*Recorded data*
▼
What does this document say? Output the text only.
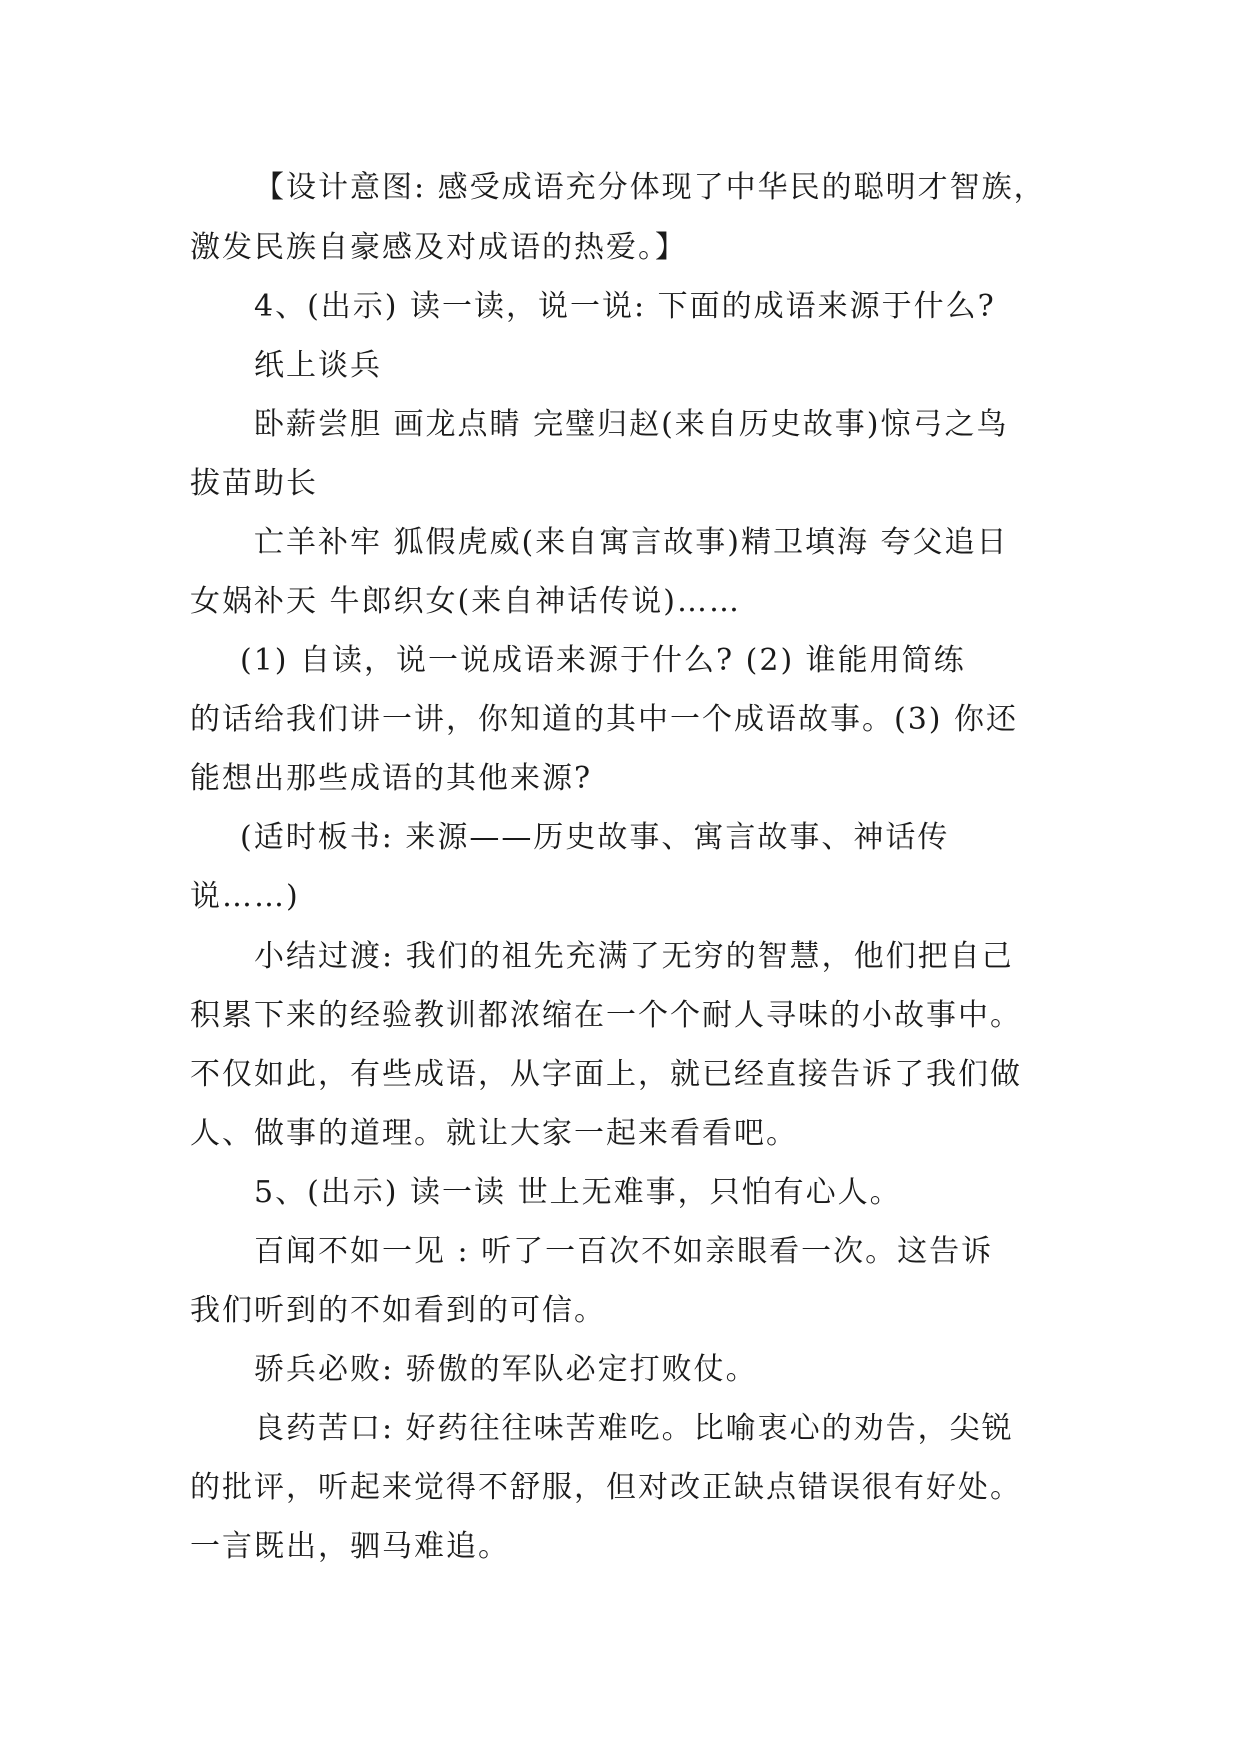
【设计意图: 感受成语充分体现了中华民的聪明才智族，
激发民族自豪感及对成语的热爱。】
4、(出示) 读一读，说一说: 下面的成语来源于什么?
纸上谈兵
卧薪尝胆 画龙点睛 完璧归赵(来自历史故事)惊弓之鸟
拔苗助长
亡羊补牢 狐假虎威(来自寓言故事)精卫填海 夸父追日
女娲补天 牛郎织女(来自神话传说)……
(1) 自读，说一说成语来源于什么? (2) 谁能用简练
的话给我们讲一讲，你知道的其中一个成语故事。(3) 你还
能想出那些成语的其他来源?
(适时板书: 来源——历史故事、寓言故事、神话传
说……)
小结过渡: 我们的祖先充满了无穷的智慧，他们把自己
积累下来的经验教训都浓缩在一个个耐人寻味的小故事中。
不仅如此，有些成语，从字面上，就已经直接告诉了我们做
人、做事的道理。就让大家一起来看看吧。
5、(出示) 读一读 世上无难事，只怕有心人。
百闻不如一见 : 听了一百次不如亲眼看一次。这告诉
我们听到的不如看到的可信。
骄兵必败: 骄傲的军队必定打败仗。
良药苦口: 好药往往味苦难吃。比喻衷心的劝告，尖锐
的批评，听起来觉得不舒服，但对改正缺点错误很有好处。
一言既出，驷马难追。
▲
*Brief*
Print out the material word for word, omitting the pictures.

*Written answer*
What does this document say? Output the text only.
【设计意图: 感受成语充分体现了中华民的聪明才智族，
激发民族自豪感及对成语的热爱。】
4、(出示) 读一读，说一说: 下面的成语来源于什么?
纸上谈兵
卧薪尝胆 画龙点睛 完璧归赵(来自历史故事)惊弓之鸟
拔苗助长
亡羊补牢 狐假虎威(来自寓言故事)精卫填海 夸父追日
女娲补天 牛郎织女(来自神话传说)……
(1) 自读，说一说成语来源于什么? (2) 谁能用简练
的话给我们讲一讲，你知道的其中一个成语故事。(3) 你还
能想出那些成语的其他来源?
(适时板书: 来源——历史故事、寓言故事、神话传
说……)
小结过渡: 我们的祖先充满了无穷的智慧，他们把自己
积累下来的经验教训都浓缩在一个个耐人寻味的小故事中。
不仅如此，有些成语，从字面上，就已经直接告诉了我们做
人、做事的道理。就让大家一起来看看吧。
5、(出示) 读一读 世上无难事，只怕有心人。
百闻不如一见 : 听了一百次不如亲眼看一次。这告诉
我们听到的不如看到的可信。
骄兵必败: 骄傲的军队必定打败仗。
良药苦口: 好药往往味苦难吃。比喻衷心的劝告，尖锐
的批评，听起来觉得不舒服，但对改正缺点错误很有好处。
一言既出，驷马难追。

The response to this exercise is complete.